** start GIVEN INFORMATION **

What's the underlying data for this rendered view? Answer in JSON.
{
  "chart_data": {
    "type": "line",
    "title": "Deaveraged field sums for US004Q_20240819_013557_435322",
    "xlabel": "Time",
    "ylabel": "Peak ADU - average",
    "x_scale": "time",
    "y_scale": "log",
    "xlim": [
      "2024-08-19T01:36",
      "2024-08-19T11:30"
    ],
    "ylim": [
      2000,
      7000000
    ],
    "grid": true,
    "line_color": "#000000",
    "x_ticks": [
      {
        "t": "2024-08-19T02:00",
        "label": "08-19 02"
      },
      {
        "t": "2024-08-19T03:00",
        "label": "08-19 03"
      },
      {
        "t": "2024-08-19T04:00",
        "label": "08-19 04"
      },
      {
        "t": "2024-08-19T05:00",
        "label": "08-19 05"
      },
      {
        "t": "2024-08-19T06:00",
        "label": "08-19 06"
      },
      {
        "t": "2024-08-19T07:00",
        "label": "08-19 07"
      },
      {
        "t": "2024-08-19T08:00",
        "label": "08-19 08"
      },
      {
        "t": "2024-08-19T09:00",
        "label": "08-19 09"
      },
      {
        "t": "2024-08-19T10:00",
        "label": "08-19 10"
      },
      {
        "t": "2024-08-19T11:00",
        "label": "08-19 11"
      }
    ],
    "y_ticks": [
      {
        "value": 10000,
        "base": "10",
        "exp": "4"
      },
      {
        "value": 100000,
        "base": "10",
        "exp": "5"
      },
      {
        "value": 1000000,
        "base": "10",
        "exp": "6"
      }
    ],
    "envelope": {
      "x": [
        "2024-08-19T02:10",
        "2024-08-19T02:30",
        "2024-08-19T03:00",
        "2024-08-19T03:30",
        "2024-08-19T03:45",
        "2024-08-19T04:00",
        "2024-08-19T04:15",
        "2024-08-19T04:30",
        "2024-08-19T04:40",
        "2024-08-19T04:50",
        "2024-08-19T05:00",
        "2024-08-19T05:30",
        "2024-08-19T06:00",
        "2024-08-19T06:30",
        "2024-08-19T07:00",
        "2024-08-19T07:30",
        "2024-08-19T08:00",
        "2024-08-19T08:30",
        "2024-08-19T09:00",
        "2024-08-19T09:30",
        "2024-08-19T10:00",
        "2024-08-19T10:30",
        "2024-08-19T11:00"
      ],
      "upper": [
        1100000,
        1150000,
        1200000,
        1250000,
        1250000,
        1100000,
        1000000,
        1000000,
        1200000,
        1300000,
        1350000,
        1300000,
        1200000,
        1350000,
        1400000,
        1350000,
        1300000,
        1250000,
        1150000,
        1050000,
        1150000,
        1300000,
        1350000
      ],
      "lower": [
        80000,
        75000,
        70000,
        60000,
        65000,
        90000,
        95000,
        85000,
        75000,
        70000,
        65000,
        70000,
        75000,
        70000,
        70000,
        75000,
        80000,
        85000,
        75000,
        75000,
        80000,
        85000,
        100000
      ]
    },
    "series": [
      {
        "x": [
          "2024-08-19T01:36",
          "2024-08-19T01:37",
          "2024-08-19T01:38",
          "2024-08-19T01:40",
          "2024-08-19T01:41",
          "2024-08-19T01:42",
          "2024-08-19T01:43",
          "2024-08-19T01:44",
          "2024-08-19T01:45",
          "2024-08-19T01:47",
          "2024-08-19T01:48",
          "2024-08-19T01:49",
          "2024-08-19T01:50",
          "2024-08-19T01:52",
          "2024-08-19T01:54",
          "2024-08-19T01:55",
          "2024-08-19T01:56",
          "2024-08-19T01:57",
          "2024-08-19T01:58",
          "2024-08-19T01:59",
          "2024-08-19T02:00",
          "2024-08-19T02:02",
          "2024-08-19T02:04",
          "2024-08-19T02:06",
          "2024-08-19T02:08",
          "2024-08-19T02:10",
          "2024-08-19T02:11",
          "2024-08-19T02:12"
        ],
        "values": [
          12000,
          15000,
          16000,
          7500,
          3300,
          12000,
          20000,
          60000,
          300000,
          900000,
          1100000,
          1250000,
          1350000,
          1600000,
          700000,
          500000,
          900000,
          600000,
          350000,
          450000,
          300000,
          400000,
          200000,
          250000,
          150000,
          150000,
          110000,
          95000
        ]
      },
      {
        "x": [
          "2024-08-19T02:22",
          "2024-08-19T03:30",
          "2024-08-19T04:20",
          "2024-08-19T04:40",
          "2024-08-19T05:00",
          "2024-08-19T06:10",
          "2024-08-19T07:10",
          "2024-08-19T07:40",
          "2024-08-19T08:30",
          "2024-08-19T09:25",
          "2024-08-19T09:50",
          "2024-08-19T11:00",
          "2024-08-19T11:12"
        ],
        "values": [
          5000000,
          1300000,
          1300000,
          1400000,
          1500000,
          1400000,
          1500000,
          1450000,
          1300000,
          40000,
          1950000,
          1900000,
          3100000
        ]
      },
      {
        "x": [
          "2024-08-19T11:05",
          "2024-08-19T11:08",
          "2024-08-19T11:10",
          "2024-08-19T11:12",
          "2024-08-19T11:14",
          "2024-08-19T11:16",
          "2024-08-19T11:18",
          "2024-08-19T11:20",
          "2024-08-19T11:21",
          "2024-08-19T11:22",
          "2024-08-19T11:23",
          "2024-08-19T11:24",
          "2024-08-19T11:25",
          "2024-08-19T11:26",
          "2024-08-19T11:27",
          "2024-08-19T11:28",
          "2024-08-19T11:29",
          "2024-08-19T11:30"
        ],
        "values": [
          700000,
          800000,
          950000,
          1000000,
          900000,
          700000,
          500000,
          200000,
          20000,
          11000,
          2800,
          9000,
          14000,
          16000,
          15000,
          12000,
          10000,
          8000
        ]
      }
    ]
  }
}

** end GIVEN INFORMATION **

_WHAT TO WORK ON_
Every record above must be duplicated exactly.

_SOLVED PROBLEM_
What's the underlying data for this rendered view? Answer in JSON.
{
  "chart_data": {
    "type": "line",
    "title": "Deaveraged field sums for US004Q_20240819_013557_435322",
    "xlabel": "Time",
    "ylabel": "Peak ADU - average",
    "x_scale": "time",
    "y_scale": "log",
    "xlim": [
      "2024-08-19T01:36",
      "2024-08-19T11:30"
    ],
    "ylim": [
      2000,
      7000000
    ],
    "grid": true,
    "line_color": "#000000",
    "x_ticks": [
      {
        "t": "2024-08-19T02:00",
        "label": "08-19 02"
      },
      {
        "t": "2024-08-19T03:00",
        "label": "08-19 03"
      },
      {
        "t": "2024-08-19T04:00",
        "label": "08-19 04"
      },
      {
        "t": "2024-08-19T05:00",
        "label": "08-19 05"
      },
      {
        "t": "2024-08-19T06:00",
        "label": "08-19 06"
      },
      {
        "t": "2024-08-19T07:00",
        "label": "08-19 07"
      },
      {
        "t": "2024-08-19T08:00",
        "label": "08-19 08"
      },
      {
        "t": "2024-08-19T09:00",
        "label": "08-19 09"
      },
      {
        "t": "2024-08-19T10:00",
        "label": "08-19 10"
      },
      {
        "t": "2024-08-19T11:00",
        "label": "08-19 11"
      }
    ],
    "y_ticks": [
      {
        "value": 10000,
        "base": "10",
        "exp": "4"
      },
      {
        "value": 100000,
        "base": "10",
        "exp": "5"
      },
      {
        "value": 1000000,
        "base": "10",
        "exp": "6"
      }
    ],
    "envelope": {
      "x": [
        "2024-08-19T02:10",
        "2024-08-19T02:30",
        "2024-08-19T03:00",
        "2024-08-19T03:30",
        "2024-08-19T03:45",
        "2024-08-19T04:00",
        "2024-08-19T04:15",
        "2024-08-19T04:30",
        "2024-08-19T04:40",
        "2024-08-19T04:50",
        "2024-08-19T05:00",
        "2024-08-19T05:30",
        "2024-08-19T06:00",
        "2024-08-19T06:30",
        "2024-08-19T07:00",
        "2024-08-19T07:30",
        "2024-08-19T08:00",
        "2024-08-19T08:30",
        "2024-08-19T09:00",
        "2024-08-19T09:30",
        "2024-08-19T10:00",
        "2024-08-19T10:30",
        "2024-08-19T11:00"
      ],
      "upper": [
        1100000,
        1150000,
        1200000,
        1250000,
        1250000,
        1100000,
        1000000,
        1000000,
        1200000,
        1300000,
        1350000,
        1300000,
        1200000,
        1350000,
        1400000,
        1350000,
        1300000,
        1250000,
        1150000,
        1050000,
        1150000,
        1300000,
        1350000
      ],
      "lower": [
        80000,
        75000,
        70000,
        60000,
        65000,
        90000,
        95000,
        85000,
        75000,
        70000,
        65000,
        70000,
        75000,
        70000,
        70000,
        75000,
        80000,
        85000,
        75000,
        75000,
        80000,
        85000,
        100000
      ]
    },
    "series": [
      {
        "x": [
          "2024-08-19T01:36",
          "2024-08-19T01:37",
          "2024-08-19T01:38",
          "2024-08-19T01:40",
          "2024-08-19T01:41",
          "2024-08-19T01:42",
          "2024-08-19T01:43",
          "2024-08-19T01:44",
          "2024-08-19T01:45",
          "2024-08-19T01:47",
          "2024-08-19T01:48",
          "2024-08-19T01:49",
          "2024-08-19T01:50",
          "2024-08-19T01:52",
          "2024-08-19T01:54",
          "2024-08-19T01:55",
          "2024-08-19T01:56",
          "2024-08-19T01:57",
          "2024-08-19T01:58",
          "2024-08-19T01:59",
          "2024-08-19T02:00",
          "2024-08-19T02:02",
          "2024-08-19T02:04",
          "2024-08-19T02:06",
          "2024-08-19T02:08",
          "2024-08-19T02:10",
          "2024-08-19T02:11",
          "2024-08-19T02:12"
        ],
        "values": [
          12000,
          15000,
          16000,
          7500,
          3300,
          12000,
          20000,
          60000,
          300000,
          900000,
          1100000,
          1250000,
          1350000,
          1600000,
          700000,
          500000,
          900000,
          600000,
          350000,
          450000,
          300000,
          400000,
          200000,
          250000,
          150000,
          150000,
          110000,
          95000
        ]
      },
      {
        "x": [
          "2024-08-19T02:22",
          "2024-08-19T03:30",
          "2024-08-19T04:20",
          "2024-08-19T04:40",
          "2024-08-19T05:00",
          "2024-08-19T06:10",
          "2024-08-19T07:10",
          "2024-08-19T07:40",
          "2024-08-19T08:30",
          "2024-08-19T09:25",
          "2024-08-19T09:50",
          "2024-08-19T11:00",
          "2024-08-19T11:12"
        ],
        "values": [
          5000000,
          1300000,
          1300000,
          1400000,
          1500000,
          1400000,
          1500000,
          1450000,
          1300000,
          40000,
          1950000,
          1900000,
          3100000
        ]
      },
      {
        "x": [
          "2024-08-19T11:05",
          "2024-08-19T11:08",
          "2024-08-19T11:10",
          "2024-08-19T11:12",
          "2024-08-19T11:14",
          "2024-08-19T11:16",
          "2024-08-19T11:18",
          "2024-08-19T11:20",
          "2024-08-19T11:21",
          "2024-08-19T11:22",
          "2024-08-19T11:23",
          "2024-08-19T11:24",
          "2024-08-19T11:25",
          "2024-08-19T11:26",
          "2024-08-19T11:27",
          "2024-08-19T11:28",
          "2024-08-19T11:29",
          "2024-08-19T11:30"
        ],
        "values": [
          700000,
          800000,
          950000,
          1000000,
          900000,
          700000,
          500000,
          200000,
          20000,
          11000,
          2800,
          9000,
          14000,
          16000,
          15000,
          12000,
          10000,
          8000
        ]
      }
    ]
  }
}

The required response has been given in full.